- Given text:
■ ■ ■

Frequently asked questions
What's the main difference between GetResponse and MailerLite?
Breadth versus simplicity. GetResponse is a broad marketing suite — email and automation sit alongside native webinars, conversion funnels, a deeper automation builder, an AI website builder and paid-ads tools, built for marketers who want lots of levers in one login. MailerLite is the clean, focused tool — a lovely drag-and-drop editor, a genuinely generous free plan and gentle pricing, built to do email, automation and light landing pages beautifully without sprawl. GetResponse suits someone who wants more capability and will use webinars or funnels; MailerLite suits someone who wants modern, good-looking email at a kinder price and would never touch the extra machinery. Both bill by contact count, both climb, and neither is a full course-and-checkout platform.
Is GetResponse or MailerLite cheaper?
MailerLite, almost always. Its free plan is genuinely usable as a starting point — a real tier, not just a trial — and its paid pricing is widely considered one of the gentler climbs in the category. GetResponse also has a free tier, but it's a more limited email-and-landing-page affair, and much of what makes GetResponse worth choosing — webinars, funnels, the deeper automation, paid-ads tools — lives on higher-priced plans. Both bill by how many contacts you store and both get more expensive as your list grows, but if cost is your main concern, MailerLite is the cheaper option at almost every size. Confirm current numbers on each provider's pricing page against your real contact count, because the figures change often.
Does GetResponse or MailerLite have webinars?
GetResponse, and it's one of the clearest differences between the two. Native webinars are GetResponse's signature feature — you can run live or on-demand webinars inside the same platform as your list, which few email tools offer. MailerLite has no webinar feature at all; it's a focused email, automation and landing-page tool. If live webinars are part of how you market or sell, that single difference can settle the comparison in GetResponse's favour. If you'd never run one, you shouldn't pay for a platform partly priced around a feature you won't use.
Which is easier to use, GetResponse or MailerLite?

■ ■ ■

(Recorded data)
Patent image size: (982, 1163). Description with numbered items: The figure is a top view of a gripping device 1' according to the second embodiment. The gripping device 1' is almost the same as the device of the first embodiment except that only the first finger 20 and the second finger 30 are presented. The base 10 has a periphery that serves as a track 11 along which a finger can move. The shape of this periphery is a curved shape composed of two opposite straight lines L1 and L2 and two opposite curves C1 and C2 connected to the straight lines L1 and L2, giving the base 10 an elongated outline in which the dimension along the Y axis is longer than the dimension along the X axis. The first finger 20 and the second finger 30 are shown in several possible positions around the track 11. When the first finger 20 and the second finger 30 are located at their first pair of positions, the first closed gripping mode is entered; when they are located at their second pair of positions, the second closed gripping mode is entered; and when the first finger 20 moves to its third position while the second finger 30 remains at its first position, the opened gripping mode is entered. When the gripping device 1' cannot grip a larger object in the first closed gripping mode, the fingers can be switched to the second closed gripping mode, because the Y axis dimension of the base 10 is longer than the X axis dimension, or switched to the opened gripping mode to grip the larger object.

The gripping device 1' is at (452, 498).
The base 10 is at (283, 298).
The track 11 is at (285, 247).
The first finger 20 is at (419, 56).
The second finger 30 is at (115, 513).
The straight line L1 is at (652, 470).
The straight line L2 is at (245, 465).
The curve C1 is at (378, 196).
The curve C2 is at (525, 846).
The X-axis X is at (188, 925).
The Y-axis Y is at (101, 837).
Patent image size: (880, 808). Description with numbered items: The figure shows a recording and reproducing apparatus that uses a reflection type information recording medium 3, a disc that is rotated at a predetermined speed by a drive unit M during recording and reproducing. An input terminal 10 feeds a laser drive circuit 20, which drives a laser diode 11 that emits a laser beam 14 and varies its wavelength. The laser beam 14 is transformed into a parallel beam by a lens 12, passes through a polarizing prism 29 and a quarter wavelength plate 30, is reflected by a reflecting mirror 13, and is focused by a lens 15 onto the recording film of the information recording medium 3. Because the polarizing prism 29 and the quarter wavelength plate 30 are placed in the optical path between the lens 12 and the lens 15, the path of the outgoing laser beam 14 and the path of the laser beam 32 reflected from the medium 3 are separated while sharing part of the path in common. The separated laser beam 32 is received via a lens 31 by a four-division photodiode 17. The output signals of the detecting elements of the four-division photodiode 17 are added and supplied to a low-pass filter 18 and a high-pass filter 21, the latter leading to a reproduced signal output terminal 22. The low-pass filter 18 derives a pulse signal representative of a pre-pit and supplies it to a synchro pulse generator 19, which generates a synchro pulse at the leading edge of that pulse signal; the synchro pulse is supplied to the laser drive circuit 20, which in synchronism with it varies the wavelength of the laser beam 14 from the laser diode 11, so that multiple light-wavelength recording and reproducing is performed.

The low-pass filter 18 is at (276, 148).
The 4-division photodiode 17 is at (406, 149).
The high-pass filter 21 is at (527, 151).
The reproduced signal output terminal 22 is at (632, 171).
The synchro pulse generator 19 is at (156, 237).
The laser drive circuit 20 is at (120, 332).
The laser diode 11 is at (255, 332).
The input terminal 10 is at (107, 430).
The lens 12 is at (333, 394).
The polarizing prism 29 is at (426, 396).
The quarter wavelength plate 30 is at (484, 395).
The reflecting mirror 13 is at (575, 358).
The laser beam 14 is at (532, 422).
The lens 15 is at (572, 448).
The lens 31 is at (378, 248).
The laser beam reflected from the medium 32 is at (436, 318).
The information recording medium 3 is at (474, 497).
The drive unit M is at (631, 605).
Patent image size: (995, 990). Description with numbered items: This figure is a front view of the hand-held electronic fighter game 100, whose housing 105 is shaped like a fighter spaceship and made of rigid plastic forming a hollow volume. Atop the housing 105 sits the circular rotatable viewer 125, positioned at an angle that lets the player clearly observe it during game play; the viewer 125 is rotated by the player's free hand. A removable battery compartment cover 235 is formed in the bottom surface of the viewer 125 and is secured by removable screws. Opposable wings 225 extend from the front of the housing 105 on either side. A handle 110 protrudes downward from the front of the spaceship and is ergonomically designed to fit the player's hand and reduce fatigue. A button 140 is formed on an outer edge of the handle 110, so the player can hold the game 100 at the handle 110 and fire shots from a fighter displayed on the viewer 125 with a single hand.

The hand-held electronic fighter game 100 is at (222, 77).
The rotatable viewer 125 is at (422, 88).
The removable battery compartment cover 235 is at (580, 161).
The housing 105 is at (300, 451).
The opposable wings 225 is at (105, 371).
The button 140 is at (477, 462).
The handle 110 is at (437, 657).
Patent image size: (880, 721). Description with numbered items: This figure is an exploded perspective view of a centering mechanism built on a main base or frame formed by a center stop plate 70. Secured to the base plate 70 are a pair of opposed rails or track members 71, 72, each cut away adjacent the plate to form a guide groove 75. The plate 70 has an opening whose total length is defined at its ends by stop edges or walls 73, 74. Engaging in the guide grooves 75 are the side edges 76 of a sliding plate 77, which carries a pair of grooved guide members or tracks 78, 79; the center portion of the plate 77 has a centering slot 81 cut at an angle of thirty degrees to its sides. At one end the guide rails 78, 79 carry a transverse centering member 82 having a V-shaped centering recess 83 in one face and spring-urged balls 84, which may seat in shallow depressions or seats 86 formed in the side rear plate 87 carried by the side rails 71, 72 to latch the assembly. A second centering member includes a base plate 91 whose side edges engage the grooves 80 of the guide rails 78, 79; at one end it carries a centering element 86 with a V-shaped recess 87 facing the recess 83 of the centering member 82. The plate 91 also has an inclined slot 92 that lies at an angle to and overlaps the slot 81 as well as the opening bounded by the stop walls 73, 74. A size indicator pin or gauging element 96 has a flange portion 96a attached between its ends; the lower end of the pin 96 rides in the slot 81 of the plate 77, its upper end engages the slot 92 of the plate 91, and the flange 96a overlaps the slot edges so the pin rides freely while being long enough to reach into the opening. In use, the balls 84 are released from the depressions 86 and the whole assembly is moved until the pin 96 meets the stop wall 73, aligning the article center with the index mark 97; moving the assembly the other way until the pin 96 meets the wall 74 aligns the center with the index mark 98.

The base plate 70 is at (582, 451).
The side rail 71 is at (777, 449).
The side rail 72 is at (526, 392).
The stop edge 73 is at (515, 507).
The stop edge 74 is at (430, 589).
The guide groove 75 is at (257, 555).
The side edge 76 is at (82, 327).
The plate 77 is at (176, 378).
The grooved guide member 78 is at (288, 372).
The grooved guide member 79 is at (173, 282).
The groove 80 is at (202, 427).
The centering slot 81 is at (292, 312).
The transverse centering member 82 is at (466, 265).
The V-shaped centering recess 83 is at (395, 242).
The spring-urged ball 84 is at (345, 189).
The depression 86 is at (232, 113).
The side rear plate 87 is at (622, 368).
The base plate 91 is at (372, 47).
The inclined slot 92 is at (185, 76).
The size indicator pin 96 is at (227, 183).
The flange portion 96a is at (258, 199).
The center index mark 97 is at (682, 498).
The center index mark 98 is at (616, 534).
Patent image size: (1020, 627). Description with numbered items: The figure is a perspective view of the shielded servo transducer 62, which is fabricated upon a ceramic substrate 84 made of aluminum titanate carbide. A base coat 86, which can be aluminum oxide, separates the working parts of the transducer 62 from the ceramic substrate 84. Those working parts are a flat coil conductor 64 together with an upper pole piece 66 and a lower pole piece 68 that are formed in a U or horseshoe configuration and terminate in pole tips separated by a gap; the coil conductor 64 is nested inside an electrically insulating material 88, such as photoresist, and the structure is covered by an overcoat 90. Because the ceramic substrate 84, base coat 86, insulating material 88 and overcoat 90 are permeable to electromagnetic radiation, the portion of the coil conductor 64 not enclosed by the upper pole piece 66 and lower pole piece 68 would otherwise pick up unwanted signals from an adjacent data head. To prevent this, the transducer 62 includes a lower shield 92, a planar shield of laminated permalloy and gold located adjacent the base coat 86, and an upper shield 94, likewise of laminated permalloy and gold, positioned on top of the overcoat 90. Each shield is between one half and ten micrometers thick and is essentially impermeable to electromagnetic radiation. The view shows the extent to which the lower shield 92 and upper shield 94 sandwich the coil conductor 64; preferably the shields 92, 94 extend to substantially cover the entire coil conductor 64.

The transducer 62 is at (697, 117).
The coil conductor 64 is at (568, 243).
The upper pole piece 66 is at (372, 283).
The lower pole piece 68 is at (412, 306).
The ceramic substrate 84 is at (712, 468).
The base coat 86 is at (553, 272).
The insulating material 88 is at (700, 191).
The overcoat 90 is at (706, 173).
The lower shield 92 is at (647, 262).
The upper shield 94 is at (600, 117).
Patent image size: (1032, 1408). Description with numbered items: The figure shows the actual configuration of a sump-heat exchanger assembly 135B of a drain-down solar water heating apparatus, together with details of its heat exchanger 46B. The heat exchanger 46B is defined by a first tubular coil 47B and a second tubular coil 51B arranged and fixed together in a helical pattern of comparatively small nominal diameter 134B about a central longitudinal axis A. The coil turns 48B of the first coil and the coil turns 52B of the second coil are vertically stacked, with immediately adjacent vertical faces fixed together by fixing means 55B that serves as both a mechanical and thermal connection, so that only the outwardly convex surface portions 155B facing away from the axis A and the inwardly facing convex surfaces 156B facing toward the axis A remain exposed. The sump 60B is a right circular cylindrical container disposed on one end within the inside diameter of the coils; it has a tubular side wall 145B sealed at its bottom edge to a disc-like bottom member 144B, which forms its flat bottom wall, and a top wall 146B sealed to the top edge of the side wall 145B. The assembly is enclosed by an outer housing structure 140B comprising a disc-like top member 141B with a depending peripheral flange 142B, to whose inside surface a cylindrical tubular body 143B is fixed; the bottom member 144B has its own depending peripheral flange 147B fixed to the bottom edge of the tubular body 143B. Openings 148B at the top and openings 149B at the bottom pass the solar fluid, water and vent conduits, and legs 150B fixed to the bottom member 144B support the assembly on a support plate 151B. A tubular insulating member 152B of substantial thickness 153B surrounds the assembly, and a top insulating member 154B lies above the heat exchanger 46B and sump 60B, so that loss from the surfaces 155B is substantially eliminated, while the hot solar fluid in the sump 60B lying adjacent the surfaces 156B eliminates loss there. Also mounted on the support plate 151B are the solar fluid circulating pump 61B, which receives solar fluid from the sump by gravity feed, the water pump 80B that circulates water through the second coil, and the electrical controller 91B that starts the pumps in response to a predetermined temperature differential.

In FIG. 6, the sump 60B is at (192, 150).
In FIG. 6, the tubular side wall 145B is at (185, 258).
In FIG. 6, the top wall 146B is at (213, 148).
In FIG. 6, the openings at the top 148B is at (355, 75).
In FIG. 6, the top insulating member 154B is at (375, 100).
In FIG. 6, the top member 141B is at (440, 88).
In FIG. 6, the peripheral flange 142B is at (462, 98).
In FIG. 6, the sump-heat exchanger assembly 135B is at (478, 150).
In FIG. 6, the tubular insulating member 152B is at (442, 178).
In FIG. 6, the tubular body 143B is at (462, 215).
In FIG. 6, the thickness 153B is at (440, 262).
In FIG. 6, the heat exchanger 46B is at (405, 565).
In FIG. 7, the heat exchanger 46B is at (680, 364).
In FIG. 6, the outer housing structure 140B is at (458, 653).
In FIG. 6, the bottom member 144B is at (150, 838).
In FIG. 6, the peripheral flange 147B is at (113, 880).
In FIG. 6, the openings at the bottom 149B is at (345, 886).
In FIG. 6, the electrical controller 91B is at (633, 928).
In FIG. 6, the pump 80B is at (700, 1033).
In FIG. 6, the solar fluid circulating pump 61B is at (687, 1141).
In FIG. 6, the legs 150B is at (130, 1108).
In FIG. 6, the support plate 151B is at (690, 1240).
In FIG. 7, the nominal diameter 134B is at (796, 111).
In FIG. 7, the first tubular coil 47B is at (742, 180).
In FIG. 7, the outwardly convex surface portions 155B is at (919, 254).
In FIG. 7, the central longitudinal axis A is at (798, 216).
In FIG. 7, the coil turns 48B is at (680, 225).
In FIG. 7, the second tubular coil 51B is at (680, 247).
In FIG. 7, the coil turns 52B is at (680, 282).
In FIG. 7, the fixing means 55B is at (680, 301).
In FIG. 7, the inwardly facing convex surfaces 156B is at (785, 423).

■ ■ ■

- Task list:
• 1. In the FAQ on GetResponse and MailerLite, what is GetResponse's free tier described as?
• 2. Do these statements agree with the FAQ on GetResponse and MailerLite? Answer yes or no for each and quote the words that decide it. (a) MailerLite offers a webinar feature. (b) Both tools bill by contact count. (c) GetResponse is a full course-and-checkout platform.
The recorded data is separate material from the FAQ.

- Task answers:
• 1. A more limited email-and-landing-page affair.

• 2.
(a) No: "MailerLite has no webinar feature at all"
(b) Yes: "Both bill by contact count"
(c) No: "neither is a full course-and-checkout platform"